Nos Cadernos do Cárcere, no momento de demarcar as particularidades da revolução no “ocidente”, Gramsci defendia que “A estrutura maciça das democracias modernas , tanto como organizações estatais ou como complexo de associações na vida civil, constituem para a arte política o que as ‘trincheiras’ e as fortificações permanentes da frente na guerra de posições: tornam apenas ‘parcial’ o elemento de movimento que antes era ‘toda’ a guerra” [47].

Para Trotski, neste ponto os problemas da estratégia só podiam apenas começar, a questão central estava em como utilizar essas “fortificações”. Também é necessário agregar, como apontou corretamente Anderson criticando Gramsci, que nas democracias imperialistas a burguesia não apenas conta com maiores mecanismos de “consenso” e de cooptação, mas também com uma maior eficácia no terreno da capacidade repressiva [48].

● Extrato de dados:
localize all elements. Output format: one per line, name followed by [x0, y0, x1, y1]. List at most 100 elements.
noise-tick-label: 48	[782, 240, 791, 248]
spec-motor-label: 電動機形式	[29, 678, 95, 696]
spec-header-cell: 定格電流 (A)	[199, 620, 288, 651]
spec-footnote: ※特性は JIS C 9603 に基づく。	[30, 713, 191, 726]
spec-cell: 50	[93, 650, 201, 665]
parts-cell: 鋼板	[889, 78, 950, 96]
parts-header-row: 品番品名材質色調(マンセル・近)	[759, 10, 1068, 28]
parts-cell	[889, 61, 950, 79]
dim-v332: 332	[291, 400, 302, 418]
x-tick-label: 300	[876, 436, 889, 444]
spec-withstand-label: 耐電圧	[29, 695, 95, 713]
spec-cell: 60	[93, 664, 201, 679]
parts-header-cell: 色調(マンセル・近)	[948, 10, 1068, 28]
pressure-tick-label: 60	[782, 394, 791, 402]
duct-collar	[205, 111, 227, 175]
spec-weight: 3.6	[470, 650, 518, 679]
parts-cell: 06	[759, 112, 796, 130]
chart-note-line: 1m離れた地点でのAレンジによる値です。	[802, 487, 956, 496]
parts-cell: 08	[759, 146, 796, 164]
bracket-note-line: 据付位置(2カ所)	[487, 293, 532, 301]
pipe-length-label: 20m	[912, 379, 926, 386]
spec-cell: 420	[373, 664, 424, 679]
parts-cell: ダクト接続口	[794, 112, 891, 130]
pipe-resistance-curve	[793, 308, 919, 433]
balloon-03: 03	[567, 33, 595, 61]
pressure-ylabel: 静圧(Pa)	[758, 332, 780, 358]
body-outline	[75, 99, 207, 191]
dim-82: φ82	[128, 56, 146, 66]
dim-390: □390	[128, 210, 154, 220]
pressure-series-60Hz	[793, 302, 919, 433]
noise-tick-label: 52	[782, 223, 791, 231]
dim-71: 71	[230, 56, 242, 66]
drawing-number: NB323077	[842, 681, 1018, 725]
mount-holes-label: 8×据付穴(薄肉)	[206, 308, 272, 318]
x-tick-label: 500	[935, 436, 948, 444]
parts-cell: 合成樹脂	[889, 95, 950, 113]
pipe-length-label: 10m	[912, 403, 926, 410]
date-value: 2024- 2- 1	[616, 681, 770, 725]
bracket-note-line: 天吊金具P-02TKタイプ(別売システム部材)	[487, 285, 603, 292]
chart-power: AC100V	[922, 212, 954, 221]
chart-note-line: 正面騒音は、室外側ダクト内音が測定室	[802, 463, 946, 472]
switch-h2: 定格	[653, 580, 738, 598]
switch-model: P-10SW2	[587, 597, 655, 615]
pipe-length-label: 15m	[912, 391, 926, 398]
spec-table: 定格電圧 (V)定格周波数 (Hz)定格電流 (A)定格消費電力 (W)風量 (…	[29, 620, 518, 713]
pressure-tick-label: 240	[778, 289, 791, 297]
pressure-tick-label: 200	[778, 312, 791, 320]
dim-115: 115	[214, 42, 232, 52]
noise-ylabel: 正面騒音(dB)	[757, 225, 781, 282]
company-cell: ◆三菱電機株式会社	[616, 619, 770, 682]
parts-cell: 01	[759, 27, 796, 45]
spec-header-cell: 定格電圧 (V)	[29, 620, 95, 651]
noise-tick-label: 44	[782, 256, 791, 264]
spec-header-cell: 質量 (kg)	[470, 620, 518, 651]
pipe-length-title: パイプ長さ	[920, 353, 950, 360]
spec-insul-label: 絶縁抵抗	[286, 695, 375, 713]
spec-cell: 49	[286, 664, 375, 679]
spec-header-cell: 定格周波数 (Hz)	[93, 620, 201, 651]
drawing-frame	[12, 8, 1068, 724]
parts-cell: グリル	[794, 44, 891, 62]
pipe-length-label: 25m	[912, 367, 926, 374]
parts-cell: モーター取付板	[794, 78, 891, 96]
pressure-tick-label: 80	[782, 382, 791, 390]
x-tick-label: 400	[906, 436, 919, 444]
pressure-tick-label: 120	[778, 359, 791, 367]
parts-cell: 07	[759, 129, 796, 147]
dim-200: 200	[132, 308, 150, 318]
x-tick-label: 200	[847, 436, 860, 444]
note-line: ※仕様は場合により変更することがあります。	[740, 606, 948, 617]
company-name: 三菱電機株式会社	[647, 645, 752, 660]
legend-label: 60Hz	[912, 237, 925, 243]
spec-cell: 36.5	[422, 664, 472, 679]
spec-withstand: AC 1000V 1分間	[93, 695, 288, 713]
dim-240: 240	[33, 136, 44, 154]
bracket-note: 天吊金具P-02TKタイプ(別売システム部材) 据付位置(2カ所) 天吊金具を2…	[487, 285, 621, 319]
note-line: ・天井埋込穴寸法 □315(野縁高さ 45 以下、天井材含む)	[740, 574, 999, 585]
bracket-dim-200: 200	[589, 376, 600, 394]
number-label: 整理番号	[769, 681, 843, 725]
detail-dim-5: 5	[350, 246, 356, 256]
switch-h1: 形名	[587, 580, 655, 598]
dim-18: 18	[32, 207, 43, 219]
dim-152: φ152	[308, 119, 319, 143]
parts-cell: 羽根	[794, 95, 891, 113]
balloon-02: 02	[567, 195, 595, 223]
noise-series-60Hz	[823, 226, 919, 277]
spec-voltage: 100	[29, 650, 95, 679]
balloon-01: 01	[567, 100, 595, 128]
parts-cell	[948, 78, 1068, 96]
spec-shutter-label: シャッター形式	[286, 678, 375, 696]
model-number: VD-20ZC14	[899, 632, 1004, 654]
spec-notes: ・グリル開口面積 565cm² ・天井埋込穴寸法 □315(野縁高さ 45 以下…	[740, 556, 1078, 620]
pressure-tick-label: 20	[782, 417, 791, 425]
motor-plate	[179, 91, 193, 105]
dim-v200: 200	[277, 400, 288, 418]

● Lista de tarefas:
• a. Responda com base no trecho sobre Gramsci e Trotski:
(i) Segundo Gramsci, a estrutura maciça das democracias modernas é para a arte política o que são quais elementos da guerra de posições?
(ii) Para Trotski, em que estava a questão central?
(iii) Quem criticou Gramsci, segundo o trecho?
• b. Troque "burguesia" por "classe dominante" no trecho sobre Gramsci e Trotski e reescreva a parte que vai de "Nos Cadernos do" até "capacidade repressiva [48].", inclusive.
• c. Retome o trecho sobre Gramsci e Trotski e continue o texto a partir do ponto em que ele termina.

● As respostas:
• a.
(i) As "trincheiras" e as fortificações permanentes da frente.
(ii) Em como utilizar essas "fortificações".
(iii) Anderson.

• b.
Nos Cadernos do Cárcere, no momento de demarcar as particularidades da revolução no “ocidente”, Gramsci defendia que “A estrutura maciça das democracias modernas , tanto como organizações estatais ou como complexo de associações na vida civil, constituem para a arte política o que as ‘trincheiras’ e as fortificações permanentes da frente na guerra de posições: tornam apenas ‘parcial’ o elemento de movimento que antes era ‘toda’ a guerra” [47].

Para Trotski, neste ponto os problemas da estratégia só podiam apenas começar, a questão central estava em como utilizar essas “fortificações”. Também é necessário agregar, como apontou corretamente Anderson criticando Gramsci, que nas democracias imperialistas a classe dominante não apenas conta com maiores mecanismos de “consenso” e de cooptação, mas também com uma maior eficácia no terreno da capacidade repressiva [48].

• c.
Trotski também desenvolveu as diferenças entre o Estado no “ocidente” e no “oriente”, no entanto, não dava a essas diferenças um caráter absoluto. Nem a “estrutura maciça” das democracias modernas, nem a maior eficácia do aparato repressivo podiam ser vistos como fenômenos imutáveis. Marcando as diferenças entre a revolução na Rússia e nos países ocidentais, apontava: “Era nossa maior vantagem a de que nos preparávamos para a derrubada de um regime que ainda não havia tido tempo de se formar. A extrema instabilidade e a falta de autoconfiança do aparato estatal de Fevereiro facilitaram de modo singular nosso trabalho, mantendo a firmeza das massas revolucionárias e do próprio partido. (...) A revolução proletária no Ocidente terá que se haver com um Estado burguês inteiramente formado”. Porém imediatamente depois agregava: “Isso não quer dizer, contudo, que tenha de se haver com um aparato estável, porque a possibilidade mesma da insurreição proletária pressupõe uma desagregação bastante avançada do Estado capitalista[49].

Por isso, para Trotski a estabilização fruto da derrota em 1923 não podia ser mais do que relativa. Tinha seus fundamentos na luta de classes e não em características gerais de determinados países imperialistas. Daí se desprendia como tema central a preparação dos Partidos Comunistas e de suas direções para mudanças bruscas da situação que colocariam sobre a mesa a necessidade de rápidas passagens de uma posição defensiva a uma ofensiva e vice-versa.

Duas concepções da Frente Única

Com respeito à passagem da guerra de movimento à guerra de posição, Gramsci afirmava: “Esta me parece a questão de teoria política mais importante colocada pelo período do pós-guerra, e a mais difícil de ser resolvida acertadamente. Está vinculada às questões levantadas por Bronstein [Trotski], que de um ou de outro modo, pode ser considerado o teórico político do ataque frontal num período em que este é somente causa de derrota” [50].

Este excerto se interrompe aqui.